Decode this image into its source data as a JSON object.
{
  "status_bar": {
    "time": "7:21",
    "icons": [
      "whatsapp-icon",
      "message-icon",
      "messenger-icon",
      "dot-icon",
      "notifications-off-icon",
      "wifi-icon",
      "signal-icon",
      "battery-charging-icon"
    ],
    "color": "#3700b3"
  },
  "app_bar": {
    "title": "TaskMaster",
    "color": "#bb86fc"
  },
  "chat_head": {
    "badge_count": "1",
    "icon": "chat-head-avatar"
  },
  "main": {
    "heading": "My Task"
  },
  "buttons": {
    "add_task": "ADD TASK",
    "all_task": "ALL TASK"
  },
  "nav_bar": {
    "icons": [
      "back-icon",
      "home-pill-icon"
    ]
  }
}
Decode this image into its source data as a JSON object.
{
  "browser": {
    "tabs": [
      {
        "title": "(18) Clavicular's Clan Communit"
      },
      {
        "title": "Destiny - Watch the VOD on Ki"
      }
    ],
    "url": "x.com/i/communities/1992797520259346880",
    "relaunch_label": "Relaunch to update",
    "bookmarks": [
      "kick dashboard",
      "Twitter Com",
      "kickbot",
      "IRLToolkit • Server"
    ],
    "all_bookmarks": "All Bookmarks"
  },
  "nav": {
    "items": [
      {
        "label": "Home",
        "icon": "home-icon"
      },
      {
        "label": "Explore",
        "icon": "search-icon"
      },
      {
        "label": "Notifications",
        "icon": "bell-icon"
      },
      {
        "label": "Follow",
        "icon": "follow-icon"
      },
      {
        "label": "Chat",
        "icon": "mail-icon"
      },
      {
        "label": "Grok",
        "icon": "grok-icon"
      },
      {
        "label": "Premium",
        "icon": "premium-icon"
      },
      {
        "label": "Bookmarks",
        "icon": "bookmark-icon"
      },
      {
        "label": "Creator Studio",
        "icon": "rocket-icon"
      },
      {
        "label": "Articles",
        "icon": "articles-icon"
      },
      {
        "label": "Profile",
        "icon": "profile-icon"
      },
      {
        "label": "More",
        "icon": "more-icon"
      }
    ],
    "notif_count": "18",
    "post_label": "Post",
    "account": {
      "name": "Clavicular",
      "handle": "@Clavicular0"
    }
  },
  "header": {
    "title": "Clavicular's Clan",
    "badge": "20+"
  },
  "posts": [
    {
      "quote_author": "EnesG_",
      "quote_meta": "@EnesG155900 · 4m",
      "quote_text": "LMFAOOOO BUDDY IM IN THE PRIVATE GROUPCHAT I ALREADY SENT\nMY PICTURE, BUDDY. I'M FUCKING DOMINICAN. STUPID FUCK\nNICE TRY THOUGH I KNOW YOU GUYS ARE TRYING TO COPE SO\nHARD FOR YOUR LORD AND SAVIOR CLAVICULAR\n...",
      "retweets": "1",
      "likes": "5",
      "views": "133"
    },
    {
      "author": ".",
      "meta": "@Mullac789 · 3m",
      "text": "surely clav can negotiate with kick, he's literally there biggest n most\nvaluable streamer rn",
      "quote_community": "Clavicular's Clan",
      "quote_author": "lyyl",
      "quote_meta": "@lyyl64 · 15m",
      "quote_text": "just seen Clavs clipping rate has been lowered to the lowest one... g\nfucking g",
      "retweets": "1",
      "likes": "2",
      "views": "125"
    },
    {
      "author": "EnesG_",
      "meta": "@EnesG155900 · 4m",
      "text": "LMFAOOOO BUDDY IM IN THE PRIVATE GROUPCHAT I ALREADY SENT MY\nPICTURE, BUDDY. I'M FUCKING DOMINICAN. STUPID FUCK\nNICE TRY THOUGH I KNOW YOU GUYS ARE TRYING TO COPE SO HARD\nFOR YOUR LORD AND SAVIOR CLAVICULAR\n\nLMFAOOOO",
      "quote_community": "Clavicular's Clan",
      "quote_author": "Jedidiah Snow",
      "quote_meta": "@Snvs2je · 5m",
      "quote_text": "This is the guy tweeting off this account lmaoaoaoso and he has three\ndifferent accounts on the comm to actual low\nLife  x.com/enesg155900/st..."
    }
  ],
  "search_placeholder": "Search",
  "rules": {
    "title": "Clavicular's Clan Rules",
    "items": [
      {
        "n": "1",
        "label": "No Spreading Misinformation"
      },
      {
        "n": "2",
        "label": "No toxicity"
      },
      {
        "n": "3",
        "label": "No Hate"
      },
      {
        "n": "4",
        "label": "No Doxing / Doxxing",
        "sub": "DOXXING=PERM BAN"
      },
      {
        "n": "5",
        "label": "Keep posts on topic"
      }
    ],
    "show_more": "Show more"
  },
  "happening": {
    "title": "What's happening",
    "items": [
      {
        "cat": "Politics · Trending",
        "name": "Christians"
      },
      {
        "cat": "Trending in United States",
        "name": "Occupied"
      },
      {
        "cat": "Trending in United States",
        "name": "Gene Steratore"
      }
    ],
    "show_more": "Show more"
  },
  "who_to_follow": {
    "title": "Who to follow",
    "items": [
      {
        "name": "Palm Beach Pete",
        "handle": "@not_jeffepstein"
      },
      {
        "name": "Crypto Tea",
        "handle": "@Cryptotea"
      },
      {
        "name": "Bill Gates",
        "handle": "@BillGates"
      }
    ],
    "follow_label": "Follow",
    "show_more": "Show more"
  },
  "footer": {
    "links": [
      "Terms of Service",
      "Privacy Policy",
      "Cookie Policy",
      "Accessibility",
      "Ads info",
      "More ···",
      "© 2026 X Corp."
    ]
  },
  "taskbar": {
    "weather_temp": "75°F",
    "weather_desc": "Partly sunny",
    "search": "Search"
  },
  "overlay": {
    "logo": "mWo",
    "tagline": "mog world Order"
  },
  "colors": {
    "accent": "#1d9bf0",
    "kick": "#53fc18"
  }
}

Given instruction: Identify and list each line with the word "SENT".

Answer to this exercise:
      "quote_text": "LMFAOOOO BUDDY IM IN THE PRIVATE GROUPCHAT I ALREADY SENT\nMY PICTURE, BUDDY. I'M FUCKING DOMINICAN. STUPID FUCK\nNICE TRY THOUGH I KNOW YOU GUYS ARE TRYING TO COPE SO\nHARD FOR YOUR LORD AND SAVIOR CLAVICULAR\n...",
      "text": "LMFAOOOO BUDDY IM IN THE PRIVATE GROUPCHAT I ALREADY SENT MY\nPICTURE, BUDDY. I'M FUCKING DOMINICAN. STUPID FUCK\nNICE TRY THOUGH I KNOW YOU GUYS ARE TRYING TO COPE SO HARD\nFOR YOUR LORD AND SAVIOR CLAVICULAR\n\nLMFAOOOO",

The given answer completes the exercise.